-- Start MATERIAL PROVIDED --

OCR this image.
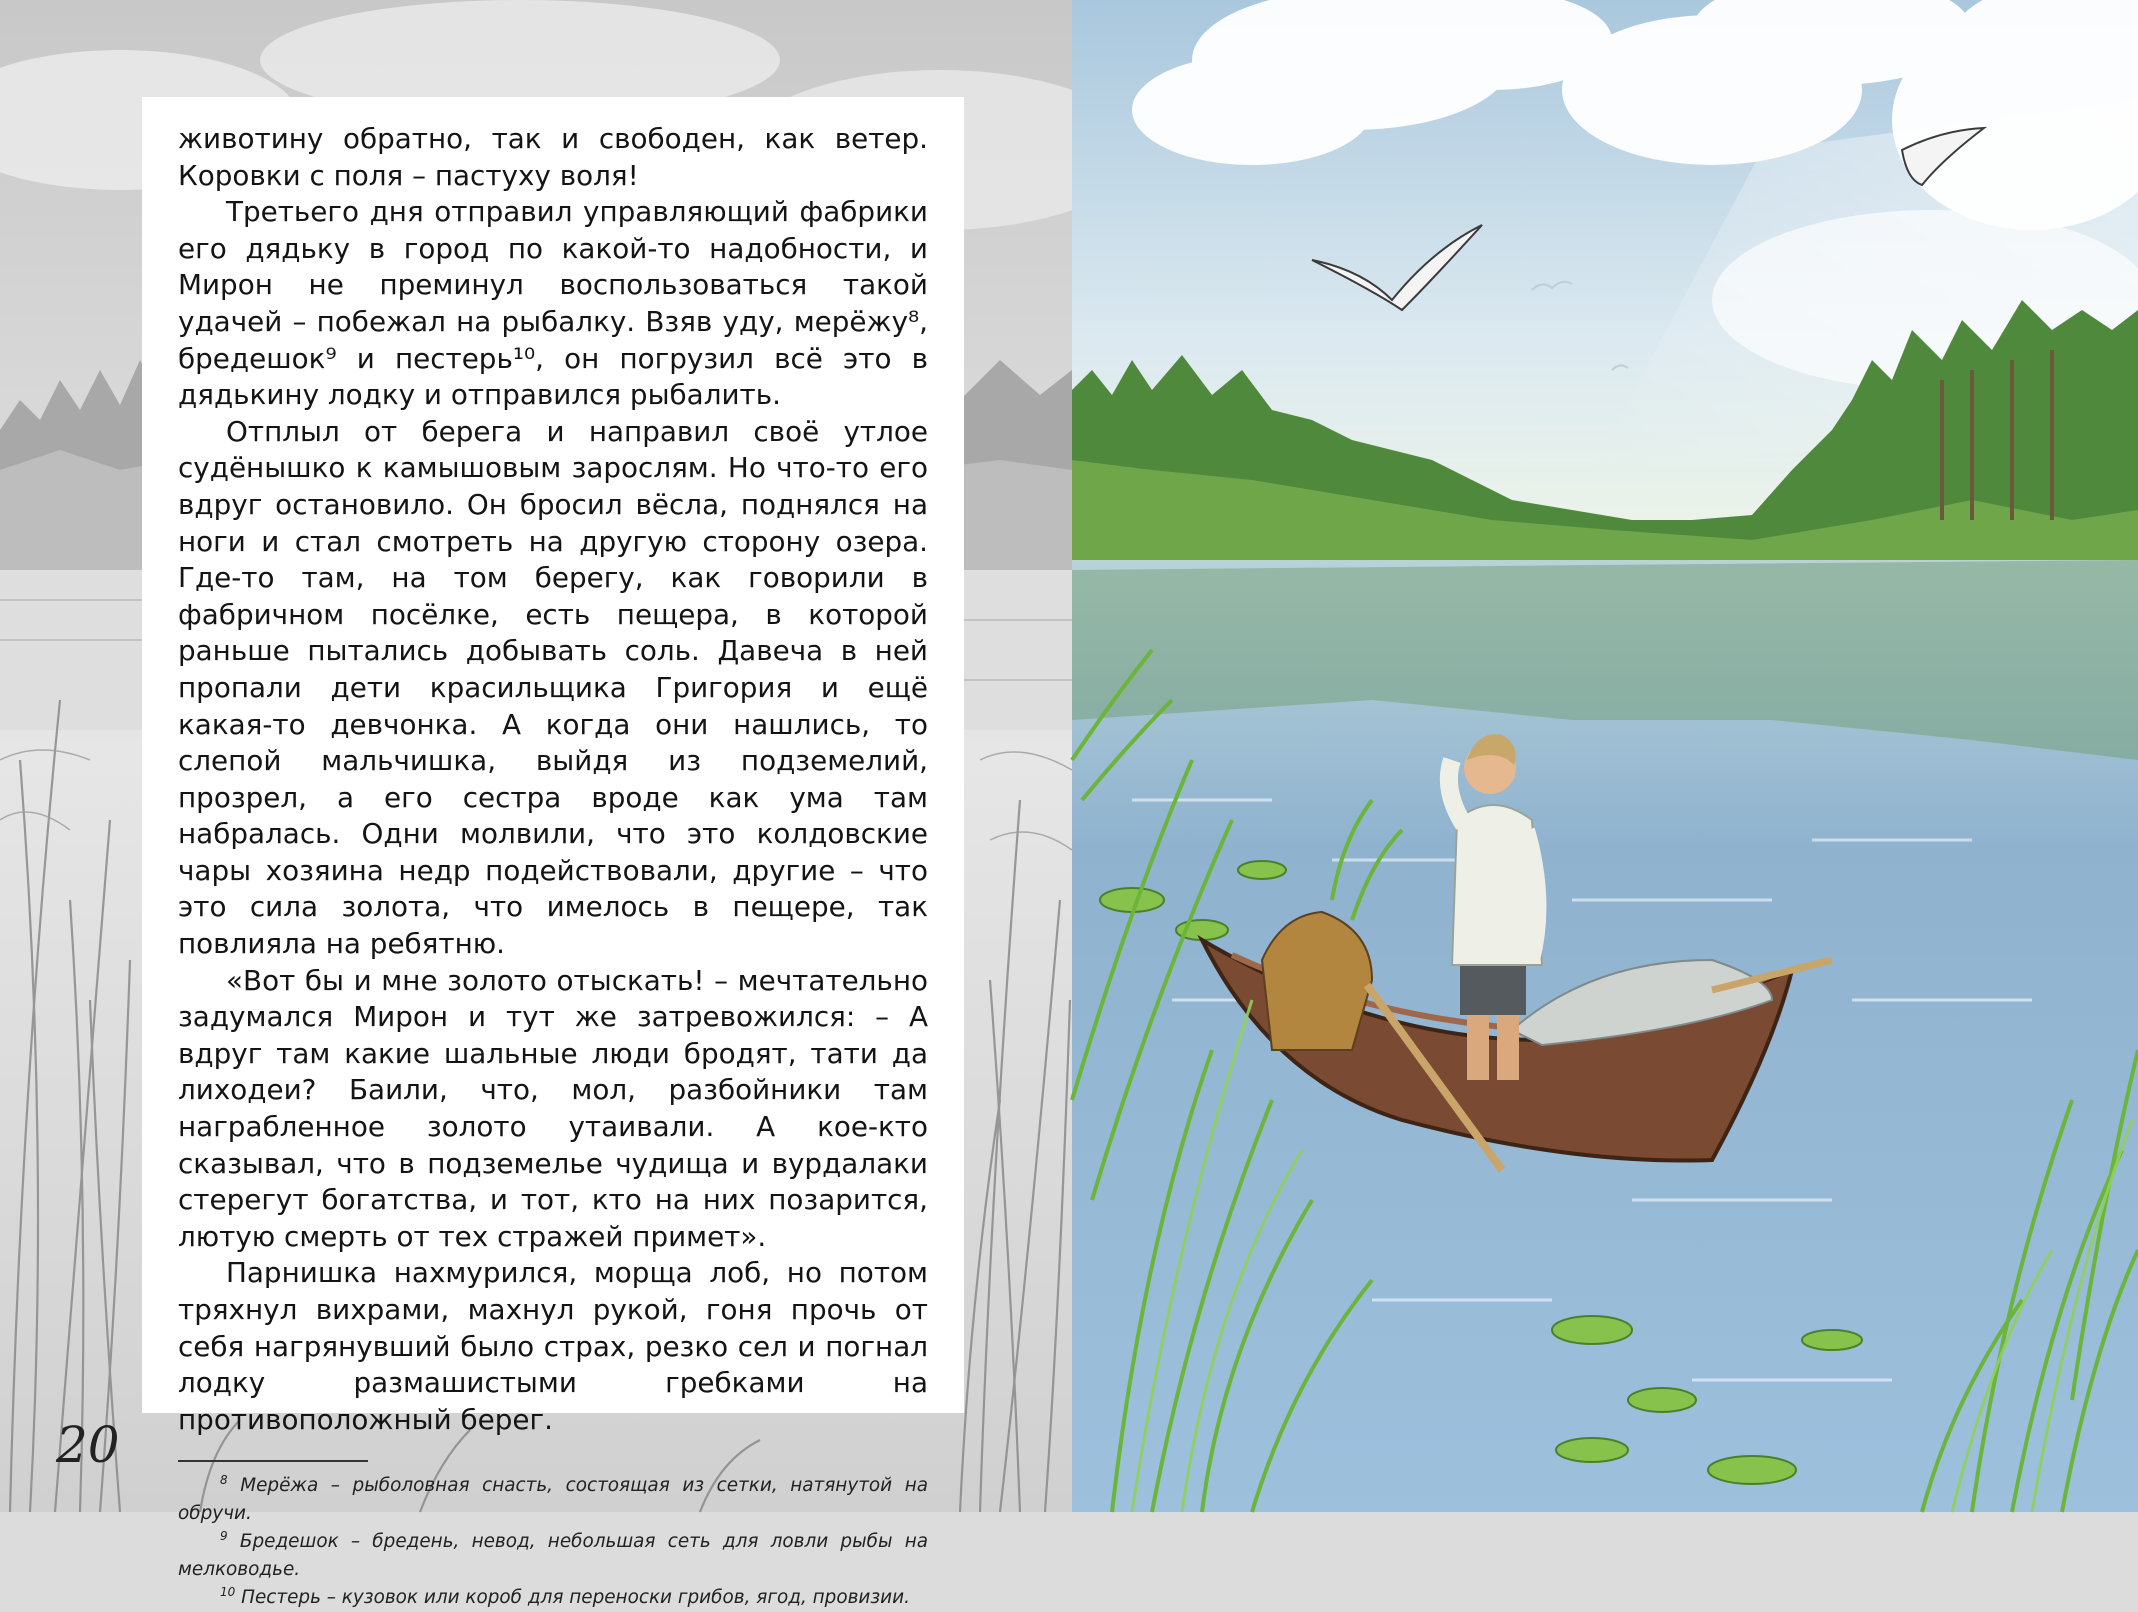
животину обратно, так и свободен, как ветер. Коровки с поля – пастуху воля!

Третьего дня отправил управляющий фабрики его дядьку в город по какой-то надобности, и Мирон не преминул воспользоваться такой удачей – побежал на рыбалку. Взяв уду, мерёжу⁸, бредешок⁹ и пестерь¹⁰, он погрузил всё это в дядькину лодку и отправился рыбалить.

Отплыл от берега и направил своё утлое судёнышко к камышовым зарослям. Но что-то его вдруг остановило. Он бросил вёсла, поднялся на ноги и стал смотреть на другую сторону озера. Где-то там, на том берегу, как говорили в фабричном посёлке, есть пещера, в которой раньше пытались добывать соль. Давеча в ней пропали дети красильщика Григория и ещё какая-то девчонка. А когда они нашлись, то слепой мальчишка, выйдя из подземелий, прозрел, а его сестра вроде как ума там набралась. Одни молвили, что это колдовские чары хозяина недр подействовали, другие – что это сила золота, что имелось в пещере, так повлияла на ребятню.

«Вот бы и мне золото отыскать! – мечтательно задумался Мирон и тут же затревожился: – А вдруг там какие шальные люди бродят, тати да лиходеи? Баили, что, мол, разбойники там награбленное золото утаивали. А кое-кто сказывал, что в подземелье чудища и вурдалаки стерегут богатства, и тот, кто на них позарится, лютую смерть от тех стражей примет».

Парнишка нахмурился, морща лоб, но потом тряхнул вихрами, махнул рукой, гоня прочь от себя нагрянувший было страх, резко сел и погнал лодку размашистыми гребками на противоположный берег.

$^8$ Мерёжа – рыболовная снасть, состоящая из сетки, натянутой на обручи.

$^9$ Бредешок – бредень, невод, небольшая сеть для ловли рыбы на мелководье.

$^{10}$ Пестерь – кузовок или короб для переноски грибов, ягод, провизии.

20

-- End MATERIAL PROVIDED --

* **DIRECTIONS**: Pull out each line of the listing that holds the string "Мирон".

* **RESULT**:
Третьего дня отправил управляющий фабрики его дядьку в город по какой-то надобности, и Мирон не преминул воспользоваться такой удачей – побежал на рыбалку. Взяв уду, мерёжу⁸, бредешок⁹ и пестерь¹⁰, он погрузил всё это в дядькину лодку и отправился рыбалить.
«Вот бы и мне золото отыскать! – мечтательно задумался Мирон и тут же затревожился: – А вдруг там какие шальные люди бродят, тати да лиходеи? Баили, что, мол, разбойники там награбленное золото утаивали. А кое-кто сказывал, что в подземелье чудища и вурдалаки стерегут богатства, и тот, кто на них позарится, лютую смерть от тех стражей примет».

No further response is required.